__Work to complete__
The answer is one number: how many lines in the data below hold "more".

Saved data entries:

"""

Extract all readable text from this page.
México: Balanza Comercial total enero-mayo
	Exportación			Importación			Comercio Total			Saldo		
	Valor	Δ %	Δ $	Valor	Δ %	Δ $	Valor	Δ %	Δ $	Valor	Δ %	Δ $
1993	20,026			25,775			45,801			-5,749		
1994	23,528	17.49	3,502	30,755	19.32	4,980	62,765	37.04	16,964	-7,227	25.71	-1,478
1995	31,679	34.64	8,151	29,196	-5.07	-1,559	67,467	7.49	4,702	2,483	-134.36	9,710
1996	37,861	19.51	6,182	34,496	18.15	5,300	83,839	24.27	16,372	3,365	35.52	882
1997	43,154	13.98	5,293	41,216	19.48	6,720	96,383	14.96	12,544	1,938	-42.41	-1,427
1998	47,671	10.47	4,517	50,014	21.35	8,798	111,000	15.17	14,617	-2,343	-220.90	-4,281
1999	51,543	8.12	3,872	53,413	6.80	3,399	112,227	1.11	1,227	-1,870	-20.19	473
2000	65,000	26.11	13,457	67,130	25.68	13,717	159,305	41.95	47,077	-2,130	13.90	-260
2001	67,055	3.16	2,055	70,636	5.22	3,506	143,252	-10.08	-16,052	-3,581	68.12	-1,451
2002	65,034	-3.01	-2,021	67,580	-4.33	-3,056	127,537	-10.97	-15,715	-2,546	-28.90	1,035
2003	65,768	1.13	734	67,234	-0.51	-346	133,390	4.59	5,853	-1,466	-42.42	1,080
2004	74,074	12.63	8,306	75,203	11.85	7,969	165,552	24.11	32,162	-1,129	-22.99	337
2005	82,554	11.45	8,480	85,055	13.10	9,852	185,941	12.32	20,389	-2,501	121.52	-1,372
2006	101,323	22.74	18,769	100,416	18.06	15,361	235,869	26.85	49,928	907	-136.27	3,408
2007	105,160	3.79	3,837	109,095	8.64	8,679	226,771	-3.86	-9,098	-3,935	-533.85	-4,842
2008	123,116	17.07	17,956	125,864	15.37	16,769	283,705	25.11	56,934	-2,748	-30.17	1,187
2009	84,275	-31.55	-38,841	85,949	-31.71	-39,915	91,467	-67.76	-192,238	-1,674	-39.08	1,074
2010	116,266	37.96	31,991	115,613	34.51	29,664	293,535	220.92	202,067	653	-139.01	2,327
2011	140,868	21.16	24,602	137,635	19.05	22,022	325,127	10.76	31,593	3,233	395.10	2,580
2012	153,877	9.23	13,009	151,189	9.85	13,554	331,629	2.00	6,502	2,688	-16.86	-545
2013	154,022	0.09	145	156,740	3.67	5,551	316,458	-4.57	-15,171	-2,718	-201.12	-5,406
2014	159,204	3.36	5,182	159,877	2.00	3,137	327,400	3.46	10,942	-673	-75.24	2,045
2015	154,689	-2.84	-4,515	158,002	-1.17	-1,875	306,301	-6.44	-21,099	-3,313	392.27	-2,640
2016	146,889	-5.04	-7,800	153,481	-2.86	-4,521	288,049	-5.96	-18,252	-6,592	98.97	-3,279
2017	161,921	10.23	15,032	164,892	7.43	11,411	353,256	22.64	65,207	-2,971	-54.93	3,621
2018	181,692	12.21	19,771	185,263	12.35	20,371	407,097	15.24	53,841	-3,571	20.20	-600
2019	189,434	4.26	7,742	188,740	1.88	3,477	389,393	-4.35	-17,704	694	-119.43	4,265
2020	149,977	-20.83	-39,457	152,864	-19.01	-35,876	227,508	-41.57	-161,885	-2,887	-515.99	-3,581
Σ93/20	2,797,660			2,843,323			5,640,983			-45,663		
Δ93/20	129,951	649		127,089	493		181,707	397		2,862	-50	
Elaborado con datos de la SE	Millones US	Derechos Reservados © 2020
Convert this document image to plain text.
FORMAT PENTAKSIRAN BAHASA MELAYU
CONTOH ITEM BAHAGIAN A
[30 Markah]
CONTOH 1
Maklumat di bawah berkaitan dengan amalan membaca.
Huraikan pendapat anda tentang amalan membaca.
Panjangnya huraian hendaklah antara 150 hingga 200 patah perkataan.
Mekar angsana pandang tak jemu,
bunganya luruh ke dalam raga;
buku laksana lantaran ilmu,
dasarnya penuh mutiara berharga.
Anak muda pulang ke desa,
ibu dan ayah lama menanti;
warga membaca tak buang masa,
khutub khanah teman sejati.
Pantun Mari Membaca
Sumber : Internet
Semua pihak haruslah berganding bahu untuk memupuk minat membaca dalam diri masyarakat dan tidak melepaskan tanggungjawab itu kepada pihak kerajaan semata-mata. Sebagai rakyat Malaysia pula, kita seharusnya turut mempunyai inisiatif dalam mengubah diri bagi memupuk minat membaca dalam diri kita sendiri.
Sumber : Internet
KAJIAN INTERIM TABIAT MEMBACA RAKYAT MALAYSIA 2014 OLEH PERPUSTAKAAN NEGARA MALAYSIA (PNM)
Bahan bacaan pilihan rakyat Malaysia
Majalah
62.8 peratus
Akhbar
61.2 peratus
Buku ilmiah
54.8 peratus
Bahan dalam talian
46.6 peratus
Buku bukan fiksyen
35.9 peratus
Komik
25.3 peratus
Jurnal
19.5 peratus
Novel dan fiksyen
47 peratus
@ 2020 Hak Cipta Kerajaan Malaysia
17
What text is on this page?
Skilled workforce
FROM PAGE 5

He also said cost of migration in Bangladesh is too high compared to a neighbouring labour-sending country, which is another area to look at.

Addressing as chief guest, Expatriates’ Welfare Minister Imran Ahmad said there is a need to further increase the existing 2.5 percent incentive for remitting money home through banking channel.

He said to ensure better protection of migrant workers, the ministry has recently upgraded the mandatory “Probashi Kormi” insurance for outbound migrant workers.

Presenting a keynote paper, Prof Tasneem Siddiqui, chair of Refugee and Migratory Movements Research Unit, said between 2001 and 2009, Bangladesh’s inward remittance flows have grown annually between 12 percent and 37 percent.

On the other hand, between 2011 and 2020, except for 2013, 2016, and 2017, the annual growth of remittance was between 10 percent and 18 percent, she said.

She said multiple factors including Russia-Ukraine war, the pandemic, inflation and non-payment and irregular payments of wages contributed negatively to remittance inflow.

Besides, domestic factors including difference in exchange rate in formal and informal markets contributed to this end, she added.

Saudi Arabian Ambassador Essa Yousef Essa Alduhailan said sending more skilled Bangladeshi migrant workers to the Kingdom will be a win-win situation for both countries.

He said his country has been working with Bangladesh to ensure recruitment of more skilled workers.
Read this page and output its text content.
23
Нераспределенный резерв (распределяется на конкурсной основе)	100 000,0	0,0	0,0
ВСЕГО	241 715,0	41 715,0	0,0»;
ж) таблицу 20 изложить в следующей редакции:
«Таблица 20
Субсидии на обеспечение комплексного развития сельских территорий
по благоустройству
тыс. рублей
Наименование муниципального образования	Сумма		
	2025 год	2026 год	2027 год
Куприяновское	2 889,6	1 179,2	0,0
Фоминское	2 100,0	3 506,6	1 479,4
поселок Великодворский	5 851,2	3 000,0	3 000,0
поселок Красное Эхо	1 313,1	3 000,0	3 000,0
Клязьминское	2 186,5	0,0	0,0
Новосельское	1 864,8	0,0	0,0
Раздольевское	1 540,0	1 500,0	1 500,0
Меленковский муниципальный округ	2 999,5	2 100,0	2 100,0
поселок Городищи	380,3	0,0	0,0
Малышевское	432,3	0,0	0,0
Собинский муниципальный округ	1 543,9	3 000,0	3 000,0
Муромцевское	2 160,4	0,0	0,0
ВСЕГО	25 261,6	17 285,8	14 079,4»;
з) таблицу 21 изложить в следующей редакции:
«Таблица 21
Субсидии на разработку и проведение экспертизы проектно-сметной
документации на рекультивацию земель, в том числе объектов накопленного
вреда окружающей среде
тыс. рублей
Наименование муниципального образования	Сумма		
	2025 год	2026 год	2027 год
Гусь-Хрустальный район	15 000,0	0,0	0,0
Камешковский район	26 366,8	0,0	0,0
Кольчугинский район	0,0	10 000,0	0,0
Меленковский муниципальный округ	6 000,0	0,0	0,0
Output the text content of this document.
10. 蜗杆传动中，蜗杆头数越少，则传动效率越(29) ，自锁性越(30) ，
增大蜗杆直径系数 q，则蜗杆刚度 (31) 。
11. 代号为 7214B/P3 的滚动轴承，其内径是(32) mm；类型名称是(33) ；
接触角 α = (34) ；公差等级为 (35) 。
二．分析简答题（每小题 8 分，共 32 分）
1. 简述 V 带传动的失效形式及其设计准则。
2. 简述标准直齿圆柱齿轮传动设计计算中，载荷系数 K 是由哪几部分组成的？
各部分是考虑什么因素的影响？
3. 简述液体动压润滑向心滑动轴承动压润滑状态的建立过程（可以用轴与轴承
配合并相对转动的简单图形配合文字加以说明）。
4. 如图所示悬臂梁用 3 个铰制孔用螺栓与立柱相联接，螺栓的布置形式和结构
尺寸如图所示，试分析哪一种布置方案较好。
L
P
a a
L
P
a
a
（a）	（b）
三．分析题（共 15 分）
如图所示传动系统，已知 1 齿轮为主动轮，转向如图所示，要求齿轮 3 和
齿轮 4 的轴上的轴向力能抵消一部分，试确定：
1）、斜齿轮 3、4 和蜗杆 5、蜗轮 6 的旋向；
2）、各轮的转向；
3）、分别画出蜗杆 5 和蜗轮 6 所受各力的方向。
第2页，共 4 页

"""

__Correct response__
2